# DATASET CONTENT
%%

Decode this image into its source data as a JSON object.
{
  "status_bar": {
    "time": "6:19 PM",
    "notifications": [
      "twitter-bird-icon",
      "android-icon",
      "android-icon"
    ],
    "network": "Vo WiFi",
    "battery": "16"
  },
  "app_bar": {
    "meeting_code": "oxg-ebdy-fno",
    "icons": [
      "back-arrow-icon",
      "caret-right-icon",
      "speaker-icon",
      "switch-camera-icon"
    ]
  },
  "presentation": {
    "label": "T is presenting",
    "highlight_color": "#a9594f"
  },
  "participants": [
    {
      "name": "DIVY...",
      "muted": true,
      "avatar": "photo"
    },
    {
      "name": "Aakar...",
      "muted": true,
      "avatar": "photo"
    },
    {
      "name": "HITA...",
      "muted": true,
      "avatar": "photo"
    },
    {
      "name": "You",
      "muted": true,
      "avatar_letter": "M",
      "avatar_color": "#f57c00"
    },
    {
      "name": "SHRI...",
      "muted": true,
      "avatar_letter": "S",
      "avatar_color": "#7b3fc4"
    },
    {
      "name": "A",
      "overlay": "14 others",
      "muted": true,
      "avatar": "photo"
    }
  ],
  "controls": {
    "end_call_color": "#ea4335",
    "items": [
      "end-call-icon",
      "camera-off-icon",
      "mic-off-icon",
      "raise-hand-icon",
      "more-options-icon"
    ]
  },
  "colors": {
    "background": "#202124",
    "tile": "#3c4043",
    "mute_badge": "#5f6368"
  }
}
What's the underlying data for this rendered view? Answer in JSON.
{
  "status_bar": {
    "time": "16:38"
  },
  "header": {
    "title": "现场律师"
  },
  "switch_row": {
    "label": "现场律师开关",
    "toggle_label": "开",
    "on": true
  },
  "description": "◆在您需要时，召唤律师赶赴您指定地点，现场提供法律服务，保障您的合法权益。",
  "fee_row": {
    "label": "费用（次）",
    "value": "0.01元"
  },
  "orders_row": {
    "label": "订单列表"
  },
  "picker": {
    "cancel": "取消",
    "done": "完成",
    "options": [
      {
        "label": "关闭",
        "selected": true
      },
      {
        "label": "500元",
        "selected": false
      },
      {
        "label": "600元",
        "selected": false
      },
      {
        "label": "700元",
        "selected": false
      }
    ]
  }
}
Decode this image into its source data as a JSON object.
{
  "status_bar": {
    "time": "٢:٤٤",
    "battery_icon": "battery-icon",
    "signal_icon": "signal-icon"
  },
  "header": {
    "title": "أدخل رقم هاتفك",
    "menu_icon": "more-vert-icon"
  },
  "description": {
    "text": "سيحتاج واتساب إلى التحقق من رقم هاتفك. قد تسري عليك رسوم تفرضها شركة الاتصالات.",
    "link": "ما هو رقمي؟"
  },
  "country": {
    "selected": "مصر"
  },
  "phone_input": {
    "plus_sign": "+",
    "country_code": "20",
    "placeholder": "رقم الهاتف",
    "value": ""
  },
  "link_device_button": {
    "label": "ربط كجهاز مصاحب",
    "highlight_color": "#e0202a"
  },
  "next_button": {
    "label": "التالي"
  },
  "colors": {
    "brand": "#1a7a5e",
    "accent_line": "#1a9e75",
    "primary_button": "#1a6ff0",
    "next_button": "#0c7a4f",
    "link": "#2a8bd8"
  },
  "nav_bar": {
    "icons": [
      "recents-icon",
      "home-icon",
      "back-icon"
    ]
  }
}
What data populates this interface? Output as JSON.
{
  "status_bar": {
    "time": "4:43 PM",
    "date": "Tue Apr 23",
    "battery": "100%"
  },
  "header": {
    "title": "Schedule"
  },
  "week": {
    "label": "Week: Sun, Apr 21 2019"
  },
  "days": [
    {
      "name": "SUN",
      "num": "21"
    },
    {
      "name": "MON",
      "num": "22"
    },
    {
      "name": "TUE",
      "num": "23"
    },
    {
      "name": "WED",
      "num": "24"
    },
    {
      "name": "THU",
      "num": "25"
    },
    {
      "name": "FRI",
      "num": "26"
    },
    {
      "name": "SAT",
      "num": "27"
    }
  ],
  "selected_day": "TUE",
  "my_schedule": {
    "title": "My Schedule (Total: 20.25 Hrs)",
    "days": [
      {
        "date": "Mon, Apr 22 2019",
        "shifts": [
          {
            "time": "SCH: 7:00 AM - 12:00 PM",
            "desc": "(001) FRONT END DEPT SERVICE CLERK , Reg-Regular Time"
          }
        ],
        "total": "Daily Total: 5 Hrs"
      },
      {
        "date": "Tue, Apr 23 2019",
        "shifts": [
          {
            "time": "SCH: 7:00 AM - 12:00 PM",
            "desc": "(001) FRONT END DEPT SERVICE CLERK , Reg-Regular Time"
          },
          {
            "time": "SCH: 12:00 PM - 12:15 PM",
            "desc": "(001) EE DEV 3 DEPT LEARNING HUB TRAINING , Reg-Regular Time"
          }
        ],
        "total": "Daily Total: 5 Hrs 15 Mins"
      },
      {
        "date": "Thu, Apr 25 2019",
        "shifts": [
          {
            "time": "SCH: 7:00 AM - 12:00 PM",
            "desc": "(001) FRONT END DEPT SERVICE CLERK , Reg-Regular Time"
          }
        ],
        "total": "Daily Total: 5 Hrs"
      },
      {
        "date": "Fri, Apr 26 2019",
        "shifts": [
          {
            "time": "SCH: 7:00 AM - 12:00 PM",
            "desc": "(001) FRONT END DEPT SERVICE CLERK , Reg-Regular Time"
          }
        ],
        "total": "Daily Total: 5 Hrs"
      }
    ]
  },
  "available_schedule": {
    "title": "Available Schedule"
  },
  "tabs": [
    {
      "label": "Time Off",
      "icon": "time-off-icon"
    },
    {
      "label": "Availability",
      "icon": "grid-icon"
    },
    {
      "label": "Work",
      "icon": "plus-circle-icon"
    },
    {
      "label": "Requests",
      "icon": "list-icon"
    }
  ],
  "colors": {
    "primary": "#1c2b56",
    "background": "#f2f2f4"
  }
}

%%

# INSTRUCTIONS FOR THE TASK
Write the data out again in full and exactly.

# SOLUTION TO THE EXERCISE
Decode this image into its source data as a JSON object.
{
  "status_bar": {
    "time": "6:19 PM",
    "notifications": [
      "twitter-bird-icon",
      "android-icon",
      "android-icon"
    ],
    "network": "Vo WiFi",
    "battery": "16"
  },
  "app_bar": {
    "meeting_code": "oxg-ebdy-fno",
    "icons": [
      "back-arrow-icon",
      "caret-right-icon",
      "speaker-icon",
      "switch-camera-icon"
    ]
  },
  "presentation": {
    "label": "T is presenting",
    "highlight_color": "#a9594f"
  },
  "participants": [
    {
      "name": "DIVY...",
      "muted": true,
      "avatar": "photo"
    },
    {
      "name": "Aakar...",
      "muted": true,
      "avatar": "photo"
    },
    {
      "name": "HITA...",
      "muted": true,
      "avatar": "photo"
    },
    {
      "name": "You",
      "muted": true,
      "avatar_letter": "M",
      "avatar_color": "#f57c00"
    },
    {
      "name": "SHRI...",
      "muted": true,
      "avatar_letter": "S",
      "avatar_color": "#7b3fc4"
    },
    {
      "name": "A",
      "overlay": "14 others",
      "muted": true,
      "avatar": "photo"
    }
  ],
  "controls": {
    "end_call_color": "#ea4335",
    "items": [
      "end-call-icon",
      "camera-off-icon",
      "mic-off-icon",
      "raise-hand-icon",
      "more-options-icon"
    ]
  },
  "colors": {
    "background": "#202124",
    "tile": "#3c4043",
    "mute_badge": "#5f6368"
  }
}
What's the underlying data for this rendered view? Answer in JSON.
{
  "status_bar": {
    "time": "16:38"
  },
  "header": {
    "title": "现场律师"
  },
  "switch_row": {
    "label": "现场律师开关",
    "toggle_label": "开",
    "on": true
  },
  "description": "◆在您需要时，召唤律师赶赴您指定地点，现场提供法律服务，保障您的合法权益。",
  "fee_row": {
    "label": "费用（次）",
    "value": "0.01元"
  },
  "orders_row": {
    "label": "订单列表"
  },
  "picker": {
    "cancel": "取消",
    "done": "完成",
    "options": [
      {
        "label": "关闭",
        "selected": true
      },
      {
        "label": "500元",
        "selected": false
      },
      {
        "label": "600元",
        "selected": false
      },
      {
        "label": "700元",
        "selected": false
      }
    ]
  }
}
Decode this image into its source data as a JSON object.
{
  "status_bar": {
    "time": "٢:٤٤",
    "battery_icon": "battery-icon",
    "signal_icon": "signal-icon"
  },
  "header": {
    "title": "أدخل رقم هاتفك",
    "menu_icon": "more-vert-icon"
  },
  "description": {
    "text": "سيحتاج واتساب إلى التحقق من رقم هاتفك. قد تسري عليك رسوم تفرضها شركة الاتصالات.",
    "link": "ما هو رقمي؟"
  },
  "country": {
    "selected": "مصر"
  },
  "phone_input": {
    "plus_sign": "+",
    "country_code": "20",
    "placeholder": "رقم الهاتف",
    "value": ""
  },
  "link_device_button": {
    "label": "ربط كجهاز مصاحب",
    "highlight_color": "#e0202a"
  },
  "next_button": {
    "label": "التالي"
  },
  "colors": {
    "brand": "#1a7a5e",
    "accent_line": "#1a9e75",
    "primary_button": "#1a6ff0",
    "next_button": "#0c7a4f",
    "link": "#2a8bd8"
  },
  "nav_bar": {
    "icons": [
      "recents-icon",
      "home-icon",
      "back-icon"
    ]
  }
}
What data populates this interface? Output as JSON.
{
  "status_bar": {
    "time": "4:43 PM",
    "date": "Tue Apr 23",
    "battery": "100%"
  },
  "header": {
    "title": "Schedule"
  },
  "week": {
    "label": "Week: Sun, Apr 21 2019"
  },
  "days": [
    {
      "name": "SUN",
      "num": "21"
    },
    {
      "name": "MON",
      "num": "22"
    },
    {
      "name": "TUE",
      "num": "23"
    },
    {
      "name": "WED",
      "num": "24"
    },
    {
      "name": "THU",
      "num": "25"
    },
    {
      "name": "FRI",
      "num": "26"
    },
    {
      "name": "SAT",
      "num": "27"
    }
  ],
  "selected_day": "TUE",
  "my_schedule": {
    "title": "My Schedule (Total: 20.25 Hrs)",
    "days": [
      {
        "date": "Mon, Apr 22 2019",
        "shifts": [
          {
            "time": "SCH: 7:00 AM - 12:00 PM",
            "desc": "(001) FRONT END DEPT SERVICE CLERK , Reg-Regular Time"
          }
        ],
        "total": "Daily Total: 5 Hrs"
      },
      {
        "date": "Tue, Apr 23 2019",
        "shifts": [
          {
            "time": "SCH: 7:00 AM - 12:00 PM",
            "desc": "(001) FRONT END DEPT SERVICE CLERK , Reg-Regular Time"
          },
          {
            "time": "SCH: 12:00 PM - 12:15 PM",
            "desc": "(001) EE DEV 3 DEPT LEARNING HUB TRAINING , Reg-Regular Time"
          }
        ],
        "total": "Daily Total: 5 Hrs 15 Mins"
      },
      {
        "date": "Thu, Apr 25 2019",
        "shifts": [
          {
            "time": "SCH: 7:00 AM - 12:00 PM",
            "desc": "(001) FRONT END DEPT SERVICE CLERK , Reg-Regular Time"
          }
        ],
        "total": "Daily Total: 5 Hrs"
      },
      {
        "date": "Fri, Apr 26 2019",
        "shifts": [
          {
            "time": "SCH: 7:00 AM - 12:00 PM",
            "desc": "(001) FRONT END DEPT SERVICE CLERK , Reg-Regular Time"
          }
        ],
        "total": "Daily Total: 5 Hrs"
      }
    ]
  },
  "available_schedule": {
    "title": "Available Schedule"
  },
  "tabs": [
    {
      "label": "Time Off",
      "icon": "time-off-icon"
    },
    {
      "label": "Availability",
      "icon": "grid-icon"
    },
    {
      "label": "Work",
      "icon": "plus-circle-icon"
    },
    {
      "label": "Requests",
      "icon": "list-icon"
    }
  ],
  "colors": {
    "primary": "#1c2b56",
    "background": "#f2f2f4"
  }
}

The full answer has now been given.